Stored entries

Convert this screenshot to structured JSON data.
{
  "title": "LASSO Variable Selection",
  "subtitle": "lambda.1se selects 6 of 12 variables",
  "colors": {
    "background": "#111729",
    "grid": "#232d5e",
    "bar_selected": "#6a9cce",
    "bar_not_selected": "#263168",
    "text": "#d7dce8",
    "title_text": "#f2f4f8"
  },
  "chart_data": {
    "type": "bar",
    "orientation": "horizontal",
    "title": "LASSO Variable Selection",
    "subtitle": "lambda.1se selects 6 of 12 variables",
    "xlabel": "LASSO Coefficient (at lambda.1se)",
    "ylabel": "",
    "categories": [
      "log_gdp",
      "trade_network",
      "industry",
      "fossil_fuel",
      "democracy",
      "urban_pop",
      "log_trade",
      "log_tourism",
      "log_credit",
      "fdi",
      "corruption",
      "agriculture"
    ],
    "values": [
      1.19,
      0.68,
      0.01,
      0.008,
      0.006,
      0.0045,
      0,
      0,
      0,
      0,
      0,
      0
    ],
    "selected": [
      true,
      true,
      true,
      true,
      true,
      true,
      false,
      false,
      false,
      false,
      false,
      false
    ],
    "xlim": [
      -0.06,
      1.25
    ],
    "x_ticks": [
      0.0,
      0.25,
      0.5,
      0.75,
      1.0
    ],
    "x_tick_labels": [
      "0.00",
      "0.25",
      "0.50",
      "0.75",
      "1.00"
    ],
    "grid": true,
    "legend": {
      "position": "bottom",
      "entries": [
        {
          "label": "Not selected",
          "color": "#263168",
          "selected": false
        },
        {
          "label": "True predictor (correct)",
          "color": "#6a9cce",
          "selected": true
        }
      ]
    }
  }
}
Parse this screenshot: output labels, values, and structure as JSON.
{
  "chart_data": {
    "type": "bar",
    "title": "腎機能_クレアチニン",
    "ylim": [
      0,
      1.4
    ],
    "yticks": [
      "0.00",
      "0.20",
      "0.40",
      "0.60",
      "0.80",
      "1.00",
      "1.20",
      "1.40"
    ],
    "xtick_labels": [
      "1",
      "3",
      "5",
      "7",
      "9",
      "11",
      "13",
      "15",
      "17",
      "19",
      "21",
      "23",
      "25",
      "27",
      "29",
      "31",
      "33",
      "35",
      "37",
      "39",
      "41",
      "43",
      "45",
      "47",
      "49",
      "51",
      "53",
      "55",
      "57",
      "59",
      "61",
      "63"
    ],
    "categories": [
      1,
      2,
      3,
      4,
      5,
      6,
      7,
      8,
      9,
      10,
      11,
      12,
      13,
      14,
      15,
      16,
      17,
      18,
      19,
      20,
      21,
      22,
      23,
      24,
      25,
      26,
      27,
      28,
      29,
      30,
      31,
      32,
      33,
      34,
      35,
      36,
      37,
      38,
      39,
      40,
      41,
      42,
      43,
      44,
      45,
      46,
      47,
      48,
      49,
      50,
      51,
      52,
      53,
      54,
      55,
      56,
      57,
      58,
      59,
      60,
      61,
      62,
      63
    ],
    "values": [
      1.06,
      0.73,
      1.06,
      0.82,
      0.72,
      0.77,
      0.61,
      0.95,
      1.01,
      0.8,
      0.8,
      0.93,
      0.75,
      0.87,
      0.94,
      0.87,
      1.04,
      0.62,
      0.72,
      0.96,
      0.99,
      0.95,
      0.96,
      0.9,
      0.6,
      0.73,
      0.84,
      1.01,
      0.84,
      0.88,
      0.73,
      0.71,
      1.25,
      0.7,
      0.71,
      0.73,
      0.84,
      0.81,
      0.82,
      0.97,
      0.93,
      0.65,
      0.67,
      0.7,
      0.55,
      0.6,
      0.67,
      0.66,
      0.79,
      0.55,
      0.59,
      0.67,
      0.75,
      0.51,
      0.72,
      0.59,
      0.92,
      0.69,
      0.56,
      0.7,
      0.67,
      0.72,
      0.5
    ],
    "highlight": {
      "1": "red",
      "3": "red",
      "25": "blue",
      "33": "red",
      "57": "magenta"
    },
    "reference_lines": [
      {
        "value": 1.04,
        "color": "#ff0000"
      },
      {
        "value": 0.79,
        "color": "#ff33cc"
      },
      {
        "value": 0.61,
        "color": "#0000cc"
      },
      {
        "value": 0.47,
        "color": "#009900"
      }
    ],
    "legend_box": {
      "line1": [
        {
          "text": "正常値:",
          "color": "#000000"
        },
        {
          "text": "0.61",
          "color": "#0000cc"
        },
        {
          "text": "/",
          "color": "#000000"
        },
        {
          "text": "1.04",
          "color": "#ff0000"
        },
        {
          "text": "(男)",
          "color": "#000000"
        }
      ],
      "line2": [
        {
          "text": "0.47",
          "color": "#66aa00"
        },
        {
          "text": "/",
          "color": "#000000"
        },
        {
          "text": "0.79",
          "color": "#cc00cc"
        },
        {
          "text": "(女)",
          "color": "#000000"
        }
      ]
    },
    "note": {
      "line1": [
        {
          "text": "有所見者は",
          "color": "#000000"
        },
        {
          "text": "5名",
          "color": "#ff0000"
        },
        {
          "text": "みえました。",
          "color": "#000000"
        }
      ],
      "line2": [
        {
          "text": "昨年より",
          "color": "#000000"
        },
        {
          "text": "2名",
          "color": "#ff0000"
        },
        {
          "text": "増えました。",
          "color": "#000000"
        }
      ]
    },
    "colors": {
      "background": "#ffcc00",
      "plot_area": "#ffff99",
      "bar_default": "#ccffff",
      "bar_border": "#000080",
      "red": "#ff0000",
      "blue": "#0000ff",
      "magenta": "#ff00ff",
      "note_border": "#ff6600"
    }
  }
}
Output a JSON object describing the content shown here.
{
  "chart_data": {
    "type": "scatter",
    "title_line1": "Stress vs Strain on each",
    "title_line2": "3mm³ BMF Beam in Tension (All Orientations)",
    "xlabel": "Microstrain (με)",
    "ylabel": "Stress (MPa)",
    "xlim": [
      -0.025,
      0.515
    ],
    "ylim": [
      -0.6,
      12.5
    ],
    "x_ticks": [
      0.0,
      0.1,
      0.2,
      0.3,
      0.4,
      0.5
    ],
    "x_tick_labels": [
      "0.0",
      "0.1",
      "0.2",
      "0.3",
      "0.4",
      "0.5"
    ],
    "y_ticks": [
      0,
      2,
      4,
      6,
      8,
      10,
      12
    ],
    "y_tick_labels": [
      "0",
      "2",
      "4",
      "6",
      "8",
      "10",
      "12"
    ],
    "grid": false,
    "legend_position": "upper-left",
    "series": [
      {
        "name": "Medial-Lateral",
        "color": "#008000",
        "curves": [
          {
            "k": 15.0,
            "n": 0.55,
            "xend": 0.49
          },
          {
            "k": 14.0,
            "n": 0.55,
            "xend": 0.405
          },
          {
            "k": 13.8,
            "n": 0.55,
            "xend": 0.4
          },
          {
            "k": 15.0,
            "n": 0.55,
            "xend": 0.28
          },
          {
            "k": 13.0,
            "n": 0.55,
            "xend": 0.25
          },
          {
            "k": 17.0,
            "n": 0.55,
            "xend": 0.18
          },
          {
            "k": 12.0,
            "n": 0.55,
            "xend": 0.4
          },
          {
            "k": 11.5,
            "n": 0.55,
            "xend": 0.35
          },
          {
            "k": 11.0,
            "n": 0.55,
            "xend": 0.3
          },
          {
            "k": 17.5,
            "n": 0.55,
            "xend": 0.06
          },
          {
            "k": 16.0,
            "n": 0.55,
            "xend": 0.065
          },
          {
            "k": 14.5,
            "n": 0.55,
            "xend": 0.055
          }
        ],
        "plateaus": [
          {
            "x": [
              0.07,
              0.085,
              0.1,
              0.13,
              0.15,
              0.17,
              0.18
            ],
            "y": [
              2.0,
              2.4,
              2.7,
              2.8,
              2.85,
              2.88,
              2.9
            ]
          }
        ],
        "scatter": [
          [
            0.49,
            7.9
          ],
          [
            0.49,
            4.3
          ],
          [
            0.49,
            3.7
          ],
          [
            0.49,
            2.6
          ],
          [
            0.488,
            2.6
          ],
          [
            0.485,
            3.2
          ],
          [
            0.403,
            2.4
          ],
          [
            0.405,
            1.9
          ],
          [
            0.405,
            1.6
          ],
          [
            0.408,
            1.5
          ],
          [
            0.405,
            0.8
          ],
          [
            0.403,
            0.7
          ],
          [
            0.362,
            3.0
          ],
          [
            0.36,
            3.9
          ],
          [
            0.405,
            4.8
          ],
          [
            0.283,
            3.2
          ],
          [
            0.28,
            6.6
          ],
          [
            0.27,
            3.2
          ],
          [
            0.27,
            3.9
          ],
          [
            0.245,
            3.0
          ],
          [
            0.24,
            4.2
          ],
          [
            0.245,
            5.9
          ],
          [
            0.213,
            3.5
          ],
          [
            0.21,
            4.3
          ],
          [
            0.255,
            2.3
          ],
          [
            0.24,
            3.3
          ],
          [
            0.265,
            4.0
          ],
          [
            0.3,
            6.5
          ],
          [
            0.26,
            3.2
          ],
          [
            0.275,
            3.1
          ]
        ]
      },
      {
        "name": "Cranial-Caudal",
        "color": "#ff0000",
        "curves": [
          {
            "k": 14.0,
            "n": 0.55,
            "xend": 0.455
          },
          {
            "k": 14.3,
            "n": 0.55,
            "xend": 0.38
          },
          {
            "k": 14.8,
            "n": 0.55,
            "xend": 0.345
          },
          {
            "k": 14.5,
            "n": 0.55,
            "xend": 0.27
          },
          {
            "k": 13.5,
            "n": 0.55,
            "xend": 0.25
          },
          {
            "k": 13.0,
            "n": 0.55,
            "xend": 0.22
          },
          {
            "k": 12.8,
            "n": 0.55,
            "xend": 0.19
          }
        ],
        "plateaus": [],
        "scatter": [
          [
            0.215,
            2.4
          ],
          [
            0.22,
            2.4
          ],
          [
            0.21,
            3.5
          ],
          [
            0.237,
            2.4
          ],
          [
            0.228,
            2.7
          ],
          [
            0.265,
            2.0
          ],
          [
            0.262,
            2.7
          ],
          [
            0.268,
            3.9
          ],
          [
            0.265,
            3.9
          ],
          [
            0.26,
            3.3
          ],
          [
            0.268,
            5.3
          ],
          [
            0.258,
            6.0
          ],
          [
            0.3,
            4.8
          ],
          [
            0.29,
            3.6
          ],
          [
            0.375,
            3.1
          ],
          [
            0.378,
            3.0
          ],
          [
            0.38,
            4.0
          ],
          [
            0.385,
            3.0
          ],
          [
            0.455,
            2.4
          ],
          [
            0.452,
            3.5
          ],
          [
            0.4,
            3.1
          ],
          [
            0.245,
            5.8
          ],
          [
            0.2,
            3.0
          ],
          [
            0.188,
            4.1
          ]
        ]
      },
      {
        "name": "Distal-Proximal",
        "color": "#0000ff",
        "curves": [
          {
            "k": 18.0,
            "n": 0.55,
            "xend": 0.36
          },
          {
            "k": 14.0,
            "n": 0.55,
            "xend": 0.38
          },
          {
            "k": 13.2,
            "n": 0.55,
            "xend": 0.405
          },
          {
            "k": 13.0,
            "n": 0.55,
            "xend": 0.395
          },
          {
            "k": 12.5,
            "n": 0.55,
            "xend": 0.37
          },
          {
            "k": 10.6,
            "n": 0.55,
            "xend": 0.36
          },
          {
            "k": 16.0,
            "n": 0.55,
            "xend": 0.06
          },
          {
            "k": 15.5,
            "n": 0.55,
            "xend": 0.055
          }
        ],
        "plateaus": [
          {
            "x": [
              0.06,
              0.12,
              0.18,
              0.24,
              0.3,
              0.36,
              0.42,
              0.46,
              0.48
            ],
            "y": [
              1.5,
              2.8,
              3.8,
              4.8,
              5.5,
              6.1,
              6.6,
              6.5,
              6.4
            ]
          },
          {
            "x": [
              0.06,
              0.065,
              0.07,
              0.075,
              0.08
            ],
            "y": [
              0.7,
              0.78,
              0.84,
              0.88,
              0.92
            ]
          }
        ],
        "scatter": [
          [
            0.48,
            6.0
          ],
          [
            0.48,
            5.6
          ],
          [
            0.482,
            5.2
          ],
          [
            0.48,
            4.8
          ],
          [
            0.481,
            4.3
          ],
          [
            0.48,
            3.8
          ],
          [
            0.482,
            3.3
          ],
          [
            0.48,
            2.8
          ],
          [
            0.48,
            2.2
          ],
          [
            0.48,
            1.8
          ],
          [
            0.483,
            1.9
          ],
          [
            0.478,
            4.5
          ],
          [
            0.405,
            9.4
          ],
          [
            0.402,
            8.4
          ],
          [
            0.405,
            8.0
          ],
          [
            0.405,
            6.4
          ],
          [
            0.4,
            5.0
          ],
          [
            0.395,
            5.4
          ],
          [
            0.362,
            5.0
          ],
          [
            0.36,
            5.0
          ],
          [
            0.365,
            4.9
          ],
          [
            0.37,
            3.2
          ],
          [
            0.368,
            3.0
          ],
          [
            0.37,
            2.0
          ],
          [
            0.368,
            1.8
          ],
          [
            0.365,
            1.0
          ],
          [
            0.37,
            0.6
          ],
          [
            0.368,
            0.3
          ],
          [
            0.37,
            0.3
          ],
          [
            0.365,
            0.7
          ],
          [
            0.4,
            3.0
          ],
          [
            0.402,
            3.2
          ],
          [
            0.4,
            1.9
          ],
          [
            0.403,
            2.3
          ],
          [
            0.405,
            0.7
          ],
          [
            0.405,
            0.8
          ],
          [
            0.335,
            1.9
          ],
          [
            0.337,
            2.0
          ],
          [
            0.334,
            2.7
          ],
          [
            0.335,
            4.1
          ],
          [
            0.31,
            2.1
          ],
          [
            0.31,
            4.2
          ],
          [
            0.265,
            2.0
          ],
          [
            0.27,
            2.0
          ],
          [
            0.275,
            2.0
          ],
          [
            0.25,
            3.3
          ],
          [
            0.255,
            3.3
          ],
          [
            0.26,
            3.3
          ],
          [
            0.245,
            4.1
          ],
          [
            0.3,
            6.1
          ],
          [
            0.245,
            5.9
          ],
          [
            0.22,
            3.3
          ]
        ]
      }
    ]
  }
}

Given instruction: Count each line of the entries that holds the word "Stress", then state the total and nothing more.

Solution for this task: 2